____ Dataset content

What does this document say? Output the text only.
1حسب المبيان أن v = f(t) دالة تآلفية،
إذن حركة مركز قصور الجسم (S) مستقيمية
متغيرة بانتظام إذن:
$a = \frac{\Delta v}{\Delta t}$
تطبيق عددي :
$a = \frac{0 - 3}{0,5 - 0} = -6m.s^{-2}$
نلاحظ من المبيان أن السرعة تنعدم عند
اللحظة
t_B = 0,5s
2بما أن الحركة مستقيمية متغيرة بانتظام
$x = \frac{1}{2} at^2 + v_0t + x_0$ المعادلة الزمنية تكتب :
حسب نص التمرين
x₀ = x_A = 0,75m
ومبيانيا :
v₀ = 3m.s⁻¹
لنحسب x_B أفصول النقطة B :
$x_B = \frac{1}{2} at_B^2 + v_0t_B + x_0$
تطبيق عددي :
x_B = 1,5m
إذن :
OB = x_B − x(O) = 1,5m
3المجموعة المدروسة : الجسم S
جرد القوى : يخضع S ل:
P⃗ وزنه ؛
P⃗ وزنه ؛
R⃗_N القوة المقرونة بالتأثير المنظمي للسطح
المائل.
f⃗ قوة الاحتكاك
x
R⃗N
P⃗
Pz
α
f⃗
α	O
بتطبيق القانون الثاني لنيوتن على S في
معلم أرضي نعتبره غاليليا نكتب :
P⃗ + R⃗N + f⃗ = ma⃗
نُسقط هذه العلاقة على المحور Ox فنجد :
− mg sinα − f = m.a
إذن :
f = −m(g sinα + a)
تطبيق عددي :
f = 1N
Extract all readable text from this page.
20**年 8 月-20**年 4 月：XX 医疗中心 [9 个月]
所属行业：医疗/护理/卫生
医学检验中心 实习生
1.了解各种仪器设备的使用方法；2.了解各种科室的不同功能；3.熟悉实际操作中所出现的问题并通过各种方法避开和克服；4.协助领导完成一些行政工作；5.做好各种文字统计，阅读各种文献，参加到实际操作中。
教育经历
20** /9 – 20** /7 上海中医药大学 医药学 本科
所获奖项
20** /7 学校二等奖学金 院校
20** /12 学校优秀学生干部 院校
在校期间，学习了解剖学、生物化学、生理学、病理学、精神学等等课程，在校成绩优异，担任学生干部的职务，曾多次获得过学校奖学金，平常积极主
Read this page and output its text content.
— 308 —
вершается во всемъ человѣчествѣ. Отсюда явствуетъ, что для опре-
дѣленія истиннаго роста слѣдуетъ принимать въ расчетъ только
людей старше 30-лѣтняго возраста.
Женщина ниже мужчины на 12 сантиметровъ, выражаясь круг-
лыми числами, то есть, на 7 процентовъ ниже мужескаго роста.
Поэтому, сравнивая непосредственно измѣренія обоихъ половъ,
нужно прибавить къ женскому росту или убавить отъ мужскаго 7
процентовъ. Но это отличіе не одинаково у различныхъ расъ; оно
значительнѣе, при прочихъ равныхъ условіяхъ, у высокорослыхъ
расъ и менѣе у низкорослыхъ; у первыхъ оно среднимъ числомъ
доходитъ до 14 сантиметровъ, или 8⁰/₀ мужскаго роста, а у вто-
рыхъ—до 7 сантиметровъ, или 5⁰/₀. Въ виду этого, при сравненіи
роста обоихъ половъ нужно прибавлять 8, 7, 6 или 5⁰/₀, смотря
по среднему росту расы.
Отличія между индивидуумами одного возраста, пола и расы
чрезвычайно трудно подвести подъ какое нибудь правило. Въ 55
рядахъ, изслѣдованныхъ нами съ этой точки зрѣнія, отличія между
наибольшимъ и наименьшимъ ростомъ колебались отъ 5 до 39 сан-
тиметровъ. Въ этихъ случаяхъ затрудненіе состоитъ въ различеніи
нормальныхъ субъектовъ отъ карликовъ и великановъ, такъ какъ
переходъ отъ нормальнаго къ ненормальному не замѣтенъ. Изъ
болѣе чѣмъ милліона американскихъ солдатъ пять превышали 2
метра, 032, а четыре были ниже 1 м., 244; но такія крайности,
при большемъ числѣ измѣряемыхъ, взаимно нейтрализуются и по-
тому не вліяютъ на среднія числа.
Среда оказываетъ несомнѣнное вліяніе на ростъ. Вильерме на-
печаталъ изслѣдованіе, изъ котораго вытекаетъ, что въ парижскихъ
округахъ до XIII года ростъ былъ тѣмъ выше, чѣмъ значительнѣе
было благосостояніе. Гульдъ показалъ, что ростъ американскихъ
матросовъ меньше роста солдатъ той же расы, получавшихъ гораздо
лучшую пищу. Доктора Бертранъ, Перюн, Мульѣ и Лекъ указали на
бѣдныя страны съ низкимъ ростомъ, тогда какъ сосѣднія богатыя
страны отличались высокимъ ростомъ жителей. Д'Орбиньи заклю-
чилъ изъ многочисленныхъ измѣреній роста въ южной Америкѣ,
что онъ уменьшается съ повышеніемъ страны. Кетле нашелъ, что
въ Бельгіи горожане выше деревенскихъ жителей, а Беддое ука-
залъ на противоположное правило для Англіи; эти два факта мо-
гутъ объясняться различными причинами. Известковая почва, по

________

_Stated exercise_
Quote all of the entries verbatim.

_Final result_
What does this document say? Output the text only.
1حسب المبيان أن v = f(t) دالة تآلفية،
إذن حركة مركز قصور الجسم (S) مستقيمية
متغيرة بانتظام إذن:
$a = \frac{\Delta v}{\Delta t}$
تطبيق عددي :
$a = \frac{0 - 3}{0,5 - 0} = -6m.s^{-2}$
نلاحظ من المبيان أن السرعة تنعدم عند
اللحظة
t_B = 0,5s
2بما أن الحركة مستقيمية متغيرة بانتظام
$x = \frac{1}{2} at^2 + v_0t + x_0$ المعادلة الزمنية تكتب :
حسب نص التمرين
x₀ = x_A = 0,75m
ومبيانيا :
v₀ = 3m.s⁻¹
لنحسب x_B أفصول النقطة B :
$x_B = \frac{1}{2} at_B^2 + v_0t_B + x_0$
تطبيق عددي :
x_B = 1,5m
إذن :
OB = x_B − x(O) = 1,5m
3المجموعة المدروسة : الجسم S
جرد القوى : يخضع S ل:
P⃗ وزنه ؛
P⃗ وزنه ؛
R⃗_N القوة المقرونة بالتأثير المنظمي للسطح
المائل.
f⃗ قوة الاحتكاك
x
R⃗N
P⃗
Pz
α
f⃗
α	O
بتطبيق القانون الثاني لنيوتن على S في
معلم أرضي نعتبره غاليليا نكتب :
P⃗ + R⃗N + f⃗ = ma⃗
نُسقط هذه العلاقة على المحور Ox فنجد :
− mg sinα − f = m.a
إذن :
f = −m(g sinα + a)
تطبيق عددي :
f = 1N
Extract all readable text from this page.
20**年 8 月-20**年 4 月：XX 医疗中心 [9 个月]
所属行业：医疗/护理/卫生
医学检验中心 实习生
1.了解各种仪器设备的使用方法；2.了解各种科室的不同功能；3.熟悉实际操作中所出现的问题并通过各种方法避开和克服；4.协助领导完成一些行政工作；5.做好各种文字统计，阅读各种文献，参加到实际操作中。
教育经历
20** /9 – 20** /7 上海中医药大学 医药学 本科
所获奖项
20** /7 学校二等奖学金 院校
20** /12 学校优秀学生干部 院校
在校期间，学习了解剖学、生物化学、生理学、病理学、精神学等等课程，在校成绩优异，担任学生干部的职务，曾多次获得过学校奖学金，平常积极主
Read this page and output its text content.
— 308 —
вершается во всемъ человѣчествѣ. Отсюда явствуетъ, что для опре-
дѣленія истиннаго роста слѣдуетъ принимать въ расчетъ только
людей старше 30-лѣтняго возраста.
Женщина ниже мужчины на 12 сантиметровъ, выражаясь круг-
лыми числами, то есть, на 7 процентовъ ниже мужескаго роста.
Поэтому, сравнивая непосредственно измѣренія обоихъ половъ,
нужно прибавить къ женскому росту или убавить отъ мужскаго 7
процентовъ. Но это отличіе не одинаково у различныхъ расъ; оно
значительнѣе, при прочихъ равныхъ условіяхъ, у высокорослыхъ
расъ и менѣе у низкорослыхъ; у первыхъ оно среднимъ числомъ
доходитъ до 14 сантиметровъ, или 8⁰/₀ мужскаго роста, а у вто-
рыхъ—до 7 сантиметровъ, или 5⁰/₀. Въ виду этого, при сравненіи
роста обоихъ половъ нужно прибавлять 8, 7, 6 или 5⁰/₀, смотря
по среднему росту расы.
Отличія между индивидуумами одного возраста, пола и расы
чрезвычайно трудно подвести подъ какое нибудь правило. Въ 55
рядахъ, изслѣдованныхъ нами съ этой точки зрѣнія, отличія между
наибольшимъ и наименьшимъ ростомъ колебались отъ 5 до 39 сан-
тиметровъ. Въ этихъ случаяхъ затрудненіе состоитъ въ различеніи
нормальныхъ субъектовъ отъ карликовъ и великановъ, такъ какъ
переходъ отъ нормальнаго къ ненормальному не замѣтенъ. Изъ
болѣе чѣмъ милліона американскихъ солдатъ пять превышали 2
метра, 032, а четыре были ниже 1 м., 244; но такія крайности,
при большемъ числѣ измѣряемыхъ, взаимно нейтрализуются и по-
тому не вліяютъ на среднія числа.
Среда оказываетъ несомнѣнное вліяніе на ростъ. Вильерме на-
печаталъ изслѣдованіе, изъ котораго вытекаетъ, что въ парижскихъ
округахъ до XIII года ростъ былъ тѣмъ выше, чѣмъ значительнѣе
было благосостояніе. Гульдъ показалъ, что ростъ американскихъ
матросовъ меньше роста солдатъ той же расы, получавшихъ гораздо
лучшую пищу. Доктора Бертранъ, Перюн, Мульѣ и Лекъ указали на
бѣдныя страны съ низкимъ ростомъ, тогда какъ сосѣднія богатыя
страны отличались высокимъ ростомъ жителей. Д'Орбиньи заклю-
чилъ изъ многочисленныхъ измѣреній роста въ южной Америкѣ,
что онъ уменьшается съ повышеніемъ страны. Кетле нашелъ, что
въ Бельгіи горожане выше деревенскихъ жителей, а Беддое ука-
залъ на противоположное правило для Англіи; эти два факта мо-
гутъ объясняться различными причинами. Известковая почва, по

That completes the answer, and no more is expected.